Your task is to repeat all of the material exactly.

## START

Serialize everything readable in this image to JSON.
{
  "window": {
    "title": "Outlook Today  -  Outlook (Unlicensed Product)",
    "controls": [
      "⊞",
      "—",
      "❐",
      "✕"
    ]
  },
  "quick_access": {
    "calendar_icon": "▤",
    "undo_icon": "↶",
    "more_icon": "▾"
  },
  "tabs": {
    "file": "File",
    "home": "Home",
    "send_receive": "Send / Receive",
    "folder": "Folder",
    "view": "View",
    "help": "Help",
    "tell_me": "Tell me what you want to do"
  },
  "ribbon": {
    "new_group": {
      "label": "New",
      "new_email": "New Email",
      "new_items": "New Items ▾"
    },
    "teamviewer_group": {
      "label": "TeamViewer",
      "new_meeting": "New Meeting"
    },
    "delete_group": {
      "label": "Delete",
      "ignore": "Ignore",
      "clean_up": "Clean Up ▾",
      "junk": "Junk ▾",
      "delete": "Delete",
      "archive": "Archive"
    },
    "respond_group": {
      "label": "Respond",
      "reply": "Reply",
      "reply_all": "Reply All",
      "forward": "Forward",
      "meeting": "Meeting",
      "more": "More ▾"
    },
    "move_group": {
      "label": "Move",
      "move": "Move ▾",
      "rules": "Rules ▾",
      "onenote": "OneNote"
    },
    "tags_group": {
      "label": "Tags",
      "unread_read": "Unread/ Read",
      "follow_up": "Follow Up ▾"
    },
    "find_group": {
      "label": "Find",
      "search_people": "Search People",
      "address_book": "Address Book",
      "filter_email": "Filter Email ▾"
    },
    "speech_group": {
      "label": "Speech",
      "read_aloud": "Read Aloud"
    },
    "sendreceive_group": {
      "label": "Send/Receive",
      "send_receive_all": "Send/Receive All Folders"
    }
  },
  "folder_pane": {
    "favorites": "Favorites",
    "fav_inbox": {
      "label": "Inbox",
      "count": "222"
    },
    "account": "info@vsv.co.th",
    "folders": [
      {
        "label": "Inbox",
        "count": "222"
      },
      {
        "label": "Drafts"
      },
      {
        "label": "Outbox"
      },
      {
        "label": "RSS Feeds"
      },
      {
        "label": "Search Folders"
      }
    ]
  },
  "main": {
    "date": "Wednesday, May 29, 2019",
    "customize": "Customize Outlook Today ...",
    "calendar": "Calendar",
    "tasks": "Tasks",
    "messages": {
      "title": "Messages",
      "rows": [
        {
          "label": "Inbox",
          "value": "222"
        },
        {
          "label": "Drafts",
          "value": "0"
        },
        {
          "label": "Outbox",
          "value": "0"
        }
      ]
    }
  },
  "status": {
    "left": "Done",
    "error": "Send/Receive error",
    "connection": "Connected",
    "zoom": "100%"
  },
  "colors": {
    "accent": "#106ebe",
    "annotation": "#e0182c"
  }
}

## END

### RESPONSE
Serialize everything readable in this image to JSON.
{
  "window": {
    "title": "Outlook Today  -  Outlook (Unlicensed Product)",
    "controls": [
      "⊞",
      "—",
      "❐",
      "✕"
    ]
  },
  "quick_access": {
    "calendar_icon": "▤",
    "undo_icon": "↶",
    "more_icon": "▾"
  },
  "tabs": {
    "file": "File",
    "home": "Home",
    "send_receive": "Send / Receive",
    "folder": "Folder",
    "view": "View",
    "help": "Help",
    "tell_me": "Tell me what you want to do"
  },
  "ribbon": {
    "new_group": {
      "label": "New",
      "new_email": "New Email",
      "new_items": "New Items ▾"
    },
    "teamviewer_group": {
      "label": "TeamViewer",
      "new_meeting": "New Meeting"
    },
    "delete_group": {
      "label": "Delete",
      "ignore": "Ignore",
      "clean_up": "Clean Up ▾",
      "junk": "Junk ▾",
      "delete": "Delete",
      "archive": "Archive"
    },
    "respond_group": {
      "label": "Respond",
      "reply": "Reply",
      "reply_all": "Reply All",
      "forward": "Forward",
      "meeting": "Meeting",
      "more": "More ▾"
    },
    "move_group": {
      "label": "Move",
      "move": "Move ▾",
      "rules": "Rules ▾",
      "onenote": "OneNote"
    },
    "tags_group": {
      "label": "Tags",
      "unread_read": "Unread/ Read",
      "follow_up": "Follow Up ▾"
    },
    "find_group": {
      "label": "Find",
      "search_people": "Search People",
      "address_book": "Address Book",
      "filter_email": "Filter Email ▾"
    },
    "speech_group": {
      "label": "Speech",
      "read_aloud": "Read Aloud"
    },
    "sendreceive_group": {
      "label": "Send/Receive",
      "send_receive_all": "Send/Receive All Folders"
    }
  },
  "folder_pane": {
    "favorites": "Favorites",
    "fav_inbox": {
      "label": "Inbox",
      "count": "222"
    },
    "account": "info@vsv.co.th",
    "folders": [
      {
        "label": "Inbox",
        "count": "222"
      },
      {
        "label": "Drafts"
      },
      {
        "label": "Outbox"
      },
      {
        "label": "RSS Feeds"
      },
      {
        "label": "Search Folders"
      }
    ]
  },
  "main": {
    "date": "Wednesday, May 29, 2019",
    "customize": "Customize Outlook Today ...",
    "calendar": "Calendar",
    "tasks": "Tasks",
    "messages": {
      "title": "Messages",
      "rows": [
        {
          "label": "Inbox",
          "value": "222"
        },
        {
          "label": "Drafts",
          "value": "0"
        },
        {
          "label": "Outbox",
          "value": "0"
        }
      ]
    }
  },
  "status": {
    "left": "Done",
    "error": "Send/Receive error",
    "connection": "Connected",
    "zoom": "100%"
  },
  "colors": {
    "accent": "#106ebe",
    "annotation": "#e0182c"
  }
}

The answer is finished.